▶ _Problem description_
Quote the entries in full, character for character, without their images.

▶ _Dataset rows_
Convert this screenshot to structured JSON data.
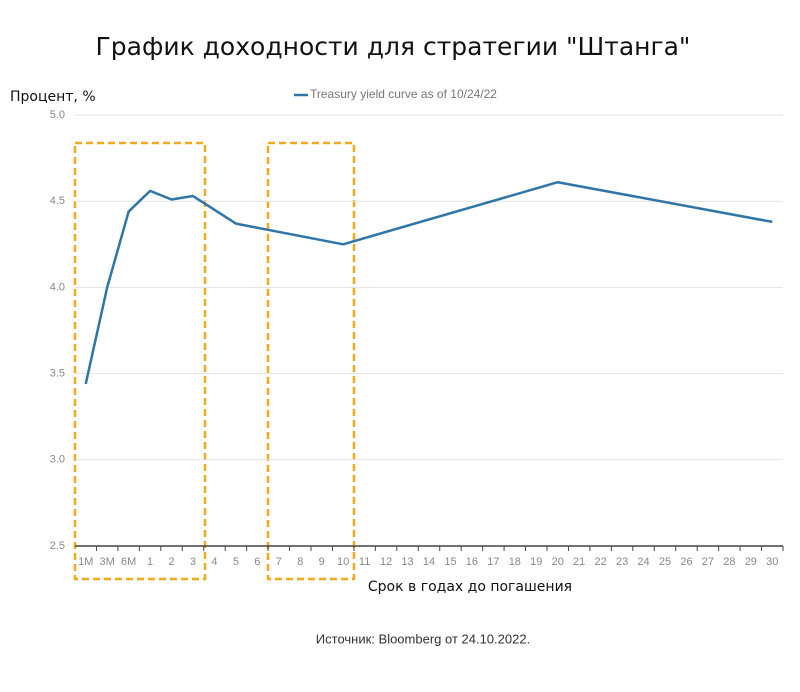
{
  "chart_data": {
    "type": "line",
    "title": "График доходности для стратегии \"Штанга\"",
    "y_label": "Процент, %",
    "x_label": "Срок в годах до погашения",
    "source": "Источник: Bloomberg от 24.10.2022.",
    "categories": [
      "1M",
      "3M",
      "6M",
      "1",
      "2",
      "3",
      "4",
      "5",
      "6",
      "7",
      "8",
      "9",
      "10",
      "11",
      "12",
      "13",
      "14",
      "15",
      "16",
      "17",
      "18",
      "19",
      "20",
      "21",
      "22",
      "23",
      "24",
      "25",
      "26",
      "27",
      "28",
      "29",
      "30"
    ],
    "series": [
      {
        "name": "Treasury yield curve as of 10/24/22",
        "color": "#2e75a8",
        "x": [
          "1M",
          "3M",
          "6M",
          "1",
          "2",
          "3",
          "5",
          "10",
          "20",
          "30"
        ],
        "values": [
          3.44,
          4.0,
          4.44,
          4.56,
          4.51,
          4.53,
          4.37,
          4.25,
          4.61,
          4.38
        ]
      }
    ],
    "ylim": [
      2.5,
      5.0
    ],
    "yticks": [
      {
        "value": 2.5,
        "label": "2.5"
      },
      {
        "value": 3,
        "label": "3.0"
      },
      {
        "value": 3.5,
        "label": "3.5"
      },
      {
        "value": 4,
        "label": "4.0"
      },
      {
        "value": 4.5,
        "label": "4.5"
      },
      {
        "value": 5,
        "label": "5.0"
      }
    ],
    "grid": true
  }
}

▶ _Result_
Convert this screenshot to structured JSON data.
{
  "chart_data": {
    "type": "line",
    "title": "График доходности для стратегии \"Штанга\"",
    "y_label": "Процент, %",
    "x_label": "Срок в годах до погашения",
    "source": "Источник: Bloomberg от 24.10.2022.",
    "categories": [
      "1M",
      "3M",
      "6M",
      "1",
      "2",
      "3",
      "4",
      "5",
      "6",
      "7",
      "8",
      "9",
      "10",
      "11",
      "12",
      "13",
      "14",
      "15",
      "16",
      "17",
      "18",
      "19",
      "20",
      "21",
      "22",
      "23",
      "24",
      "25",
      "26",
      "27",
      "28",
      "29",
      "30"
    ],
    "series": [
      {
        "name": "Treasury yield curve as of 10/24/22",
        "color": "#2e75a8",
        "x": [
          "1M",
          "3M",
          "6M",
          "1",
          "2",
          "3",
          "5",
          "10",
          "20",
          "30"
        ],
        "values": [
          3.44,
          4.0,
          4.44,
          4.56,
          4.51,
          4.53,
          4.37,
          4.25,
          4.61,
          4.38
        ]
      }
    ],
    "ylim": [
      2.5,
      5.0
    ],
    "yticks": [
      {
        "value": 2.5,
        "label": "2.5"
      },
      {
        "value": 3,
        "label": "3.0"
      },
      {
        "value": 3.5,
        "label": "3.5"
      },
      {
        "value": 4,
        "label": "4.0"
      },
      {
        "value": 4.5,
        "label": "4.5"
      },
      {
        "value": 5,
        "label": "5.0"
      }
    ],
    "grid": true
  }
}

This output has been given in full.